## Brief
Find the word "page" in the data. Return every line where it appears.

## Data for processing
=======
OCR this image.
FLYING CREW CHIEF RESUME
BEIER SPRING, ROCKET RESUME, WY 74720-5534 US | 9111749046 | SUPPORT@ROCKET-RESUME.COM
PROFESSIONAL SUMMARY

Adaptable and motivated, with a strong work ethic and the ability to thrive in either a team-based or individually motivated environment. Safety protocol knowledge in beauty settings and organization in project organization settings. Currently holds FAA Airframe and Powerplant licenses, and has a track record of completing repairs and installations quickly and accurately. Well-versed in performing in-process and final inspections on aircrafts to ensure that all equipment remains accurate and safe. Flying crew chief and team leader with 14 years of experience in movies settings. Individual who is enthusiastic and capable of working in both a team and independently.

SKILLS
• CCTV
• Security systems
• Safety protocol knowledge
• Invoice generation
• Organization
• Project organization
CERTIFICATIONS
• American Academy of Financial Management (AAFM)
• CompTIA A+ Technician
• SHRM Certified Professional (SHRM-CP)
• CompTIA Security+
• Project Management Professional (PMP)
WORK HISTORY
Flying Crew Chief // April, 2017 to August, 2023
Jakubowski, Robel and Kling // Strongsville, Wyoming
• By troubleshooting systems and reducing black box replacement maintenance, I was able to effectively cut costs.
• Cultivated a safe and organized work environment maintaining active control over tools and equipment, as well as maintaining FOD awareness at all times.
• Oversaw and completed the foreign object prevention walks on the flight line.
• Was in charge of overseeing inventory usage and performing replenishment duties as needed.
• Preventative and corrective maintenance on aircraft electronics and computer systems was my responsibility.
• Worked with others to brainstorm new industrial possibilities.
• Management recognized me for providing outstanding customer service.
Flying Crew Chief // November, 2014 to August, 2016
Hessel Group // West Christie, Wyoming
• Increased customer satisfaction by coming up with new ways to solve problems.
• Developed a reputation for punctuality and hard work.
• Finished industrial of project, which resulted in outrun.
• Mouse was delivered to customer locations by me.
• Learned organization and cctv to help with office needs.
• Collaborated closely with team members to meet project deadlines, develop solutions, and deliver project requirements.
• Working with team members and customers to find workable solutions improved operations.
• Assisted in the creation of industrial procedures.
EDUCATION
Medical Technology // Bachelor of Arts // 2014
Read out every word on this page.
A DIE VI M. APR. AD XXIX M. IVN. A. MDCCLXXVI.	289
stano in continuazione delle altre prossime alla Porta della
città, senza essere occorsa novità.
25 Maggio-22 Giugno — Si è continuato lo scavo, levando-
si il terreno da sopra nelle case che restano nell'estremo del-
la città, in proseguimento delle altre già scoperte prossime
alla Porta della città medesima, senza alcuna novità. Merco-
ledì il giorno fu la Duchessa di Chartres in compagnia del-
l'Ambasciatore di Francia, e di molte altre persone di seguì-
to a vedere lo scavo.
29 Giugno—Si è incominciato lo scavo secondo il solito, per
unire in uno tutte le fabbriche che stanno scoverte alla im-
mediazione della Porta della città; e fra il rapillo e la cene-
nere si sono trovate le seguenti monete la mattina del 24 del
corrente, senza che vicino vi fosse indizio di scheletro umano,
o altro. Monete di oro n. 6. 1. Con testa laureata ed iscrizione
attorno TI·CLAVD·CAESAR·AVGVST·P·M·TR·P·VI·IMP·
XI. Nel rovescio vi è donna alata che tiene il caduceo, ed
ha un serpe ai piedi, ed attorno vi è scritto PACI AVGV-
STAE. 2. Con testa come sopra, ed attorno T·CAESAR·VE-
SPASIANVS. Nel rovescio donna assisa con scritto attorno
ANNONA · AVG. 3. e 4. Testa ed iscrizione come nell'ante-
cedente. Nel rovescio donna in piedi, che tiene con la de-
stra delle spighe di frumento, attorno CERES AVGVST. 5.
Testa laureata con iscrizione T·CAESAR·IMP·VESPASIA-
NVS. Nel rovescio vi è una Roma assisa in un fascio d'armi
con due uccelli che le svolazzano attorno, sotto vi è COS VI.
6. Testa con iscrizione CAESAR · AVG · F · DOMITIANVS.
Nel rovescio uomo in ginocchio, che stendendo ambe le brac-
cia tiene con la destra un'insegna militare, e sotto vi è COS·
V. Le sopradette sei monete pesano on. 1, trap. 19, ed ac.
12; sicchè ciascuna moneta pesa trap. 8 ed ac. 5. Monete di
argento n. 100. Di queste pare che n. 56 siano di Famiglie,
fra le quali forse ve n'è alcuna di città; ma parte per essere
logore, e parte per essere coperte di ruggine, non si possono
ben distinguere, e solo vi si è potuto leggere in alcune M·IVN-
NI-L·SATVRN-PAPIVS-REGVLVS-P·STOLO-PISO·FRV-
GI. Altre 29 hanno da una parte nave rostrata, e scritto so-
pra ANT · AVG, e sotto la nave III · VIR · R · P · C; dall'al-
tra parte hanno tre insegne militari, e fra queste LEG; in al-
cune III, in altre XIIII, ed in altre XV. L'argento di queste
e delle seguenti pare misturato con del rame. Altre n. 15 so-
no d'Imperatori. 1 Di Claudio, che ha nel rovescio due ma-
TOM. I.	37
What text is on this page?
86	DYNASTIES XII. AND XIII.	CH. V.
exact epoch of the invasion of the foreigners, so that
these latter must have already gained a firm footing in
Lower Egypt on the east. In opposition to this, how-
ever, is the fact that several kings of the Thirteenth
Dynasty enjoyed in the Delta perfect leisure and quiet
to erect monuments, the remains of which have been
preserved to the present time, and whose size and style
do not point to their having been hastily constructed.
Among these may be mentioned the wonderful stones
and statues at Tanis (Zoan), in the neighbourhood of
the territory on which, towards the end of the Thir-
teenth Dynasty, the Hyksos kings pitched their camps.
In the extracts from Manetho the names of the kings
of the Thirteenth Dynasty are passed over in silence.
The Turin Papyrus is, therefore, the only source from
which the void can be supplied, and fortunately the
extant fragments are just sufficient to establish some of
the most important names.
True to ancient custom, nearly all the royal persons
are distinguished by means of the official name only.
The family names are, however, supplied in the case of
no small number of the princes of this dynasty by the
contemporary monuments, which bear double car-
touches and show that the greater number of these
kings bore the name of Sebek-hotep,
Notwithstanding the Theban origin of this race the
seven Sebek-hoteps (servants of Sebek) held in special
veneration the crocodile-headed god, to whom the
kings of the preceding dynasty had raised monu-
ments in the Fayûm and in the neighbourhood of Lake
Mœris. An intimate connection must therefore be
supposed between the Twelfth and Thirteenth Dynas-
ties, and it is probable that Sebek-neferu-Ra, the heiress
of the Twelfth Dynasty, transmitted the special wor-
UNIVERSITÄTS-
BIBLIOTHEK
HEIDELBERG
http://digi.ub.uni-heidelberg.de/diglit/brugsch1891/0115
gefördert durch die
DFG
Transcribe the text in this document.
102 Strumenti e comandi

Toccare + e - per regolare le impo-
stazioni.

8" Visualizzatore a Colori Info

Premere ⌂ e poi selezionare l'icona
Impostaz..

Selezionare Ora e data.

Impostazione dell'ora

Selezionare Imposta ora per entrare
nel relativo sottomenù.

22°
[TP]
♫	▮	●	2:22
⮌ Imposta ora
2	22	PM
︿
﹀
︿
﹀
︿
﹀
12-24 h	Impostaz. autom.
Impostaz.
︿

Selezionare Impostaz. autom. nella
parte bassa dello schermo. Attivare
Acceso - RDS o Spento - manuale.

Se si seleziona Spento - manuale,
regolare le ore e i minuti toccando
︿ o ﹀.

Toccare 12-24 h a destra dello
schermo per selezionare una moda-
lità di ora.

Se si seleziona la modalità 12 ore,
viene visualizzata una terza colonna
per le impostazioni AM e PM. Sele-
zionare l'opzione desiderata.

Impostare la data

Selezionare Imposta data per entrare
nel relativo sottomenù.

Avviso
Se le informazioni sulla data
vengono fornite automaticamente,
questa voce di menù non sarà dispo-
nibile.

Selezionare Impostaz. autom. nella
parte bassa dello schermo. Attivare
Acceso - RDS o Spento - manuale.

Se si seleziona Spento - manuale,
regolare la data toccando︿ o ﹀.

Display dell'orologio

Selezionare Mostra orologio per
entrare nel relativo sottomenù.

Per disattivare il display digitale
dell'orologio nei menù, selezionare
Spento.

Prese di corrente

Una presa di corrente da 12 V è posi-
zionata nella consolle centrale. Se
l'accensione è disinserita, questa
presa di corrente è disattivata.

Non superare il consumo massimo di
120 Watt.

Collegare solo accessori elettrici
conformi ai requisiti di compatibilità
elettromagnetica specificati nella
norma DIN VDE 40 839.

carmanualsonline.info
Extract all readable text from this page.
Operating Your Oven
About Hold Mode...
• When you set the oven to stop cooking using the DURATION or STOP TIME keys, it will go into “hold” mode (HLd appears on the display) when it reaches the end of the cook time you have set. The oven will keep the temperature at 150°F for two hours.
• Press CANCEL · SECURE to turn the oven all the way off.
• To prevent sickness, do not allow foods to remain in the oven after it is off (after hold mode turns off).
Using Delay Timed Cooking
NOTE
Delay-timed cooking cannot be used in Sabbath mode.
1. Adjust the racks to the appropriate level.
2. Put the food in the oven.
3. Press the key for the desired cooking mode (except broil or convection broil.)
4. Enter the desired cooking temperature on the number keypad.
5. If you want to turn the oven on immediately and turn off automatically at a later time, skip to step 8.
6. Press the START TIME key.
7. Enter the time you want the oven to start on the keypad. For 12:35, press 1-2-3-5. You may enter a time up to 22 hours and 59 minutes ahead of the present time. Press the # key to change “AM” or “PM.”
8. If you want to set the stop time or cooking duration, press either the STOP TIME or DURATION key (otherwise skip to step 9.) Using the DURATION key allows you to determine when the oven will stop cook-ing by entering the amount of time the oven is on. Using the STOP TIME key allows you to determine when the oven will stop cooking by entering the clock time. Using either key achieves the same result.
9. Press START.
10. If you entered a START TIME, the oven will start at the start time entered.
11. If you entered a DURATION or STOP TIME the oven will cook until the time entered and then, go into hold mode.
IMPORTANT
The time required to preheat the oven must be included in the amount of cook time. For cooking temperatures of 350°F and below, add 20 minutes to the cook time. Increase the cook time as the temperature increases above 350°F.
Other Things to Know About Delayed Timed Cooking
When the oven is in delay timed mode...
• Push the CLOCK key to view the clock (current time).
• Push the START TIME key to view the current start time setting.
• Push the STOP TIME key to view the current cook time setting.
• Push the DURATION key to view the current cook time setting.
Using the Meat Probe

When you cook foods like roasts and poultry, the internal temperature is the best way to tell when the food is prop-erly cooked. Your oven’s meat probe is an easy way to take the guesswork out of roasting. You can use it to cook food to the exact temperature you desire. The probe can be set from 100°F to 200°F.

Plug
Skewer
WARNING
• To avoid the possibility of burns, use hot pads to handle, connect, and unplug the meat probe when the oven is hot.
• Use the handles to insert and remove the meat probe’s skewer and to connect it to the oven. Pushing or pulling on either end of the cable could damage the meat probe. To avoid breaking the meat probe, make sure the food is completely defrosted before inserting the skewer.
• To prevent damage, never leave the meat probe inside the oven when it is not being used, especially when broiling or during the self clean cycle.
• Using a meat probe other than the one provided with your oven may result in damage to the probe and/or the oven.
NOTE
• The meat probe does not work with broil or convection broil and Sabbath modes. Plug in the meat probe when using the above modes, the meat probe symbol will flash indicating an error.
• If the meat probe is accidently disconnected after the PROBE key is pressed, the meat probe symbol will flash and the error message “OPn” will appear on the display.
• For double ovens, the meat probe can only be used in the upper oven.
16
=======
## Final result
Read out every word on this page.
What text is on this page?
Extract all readable text from this page.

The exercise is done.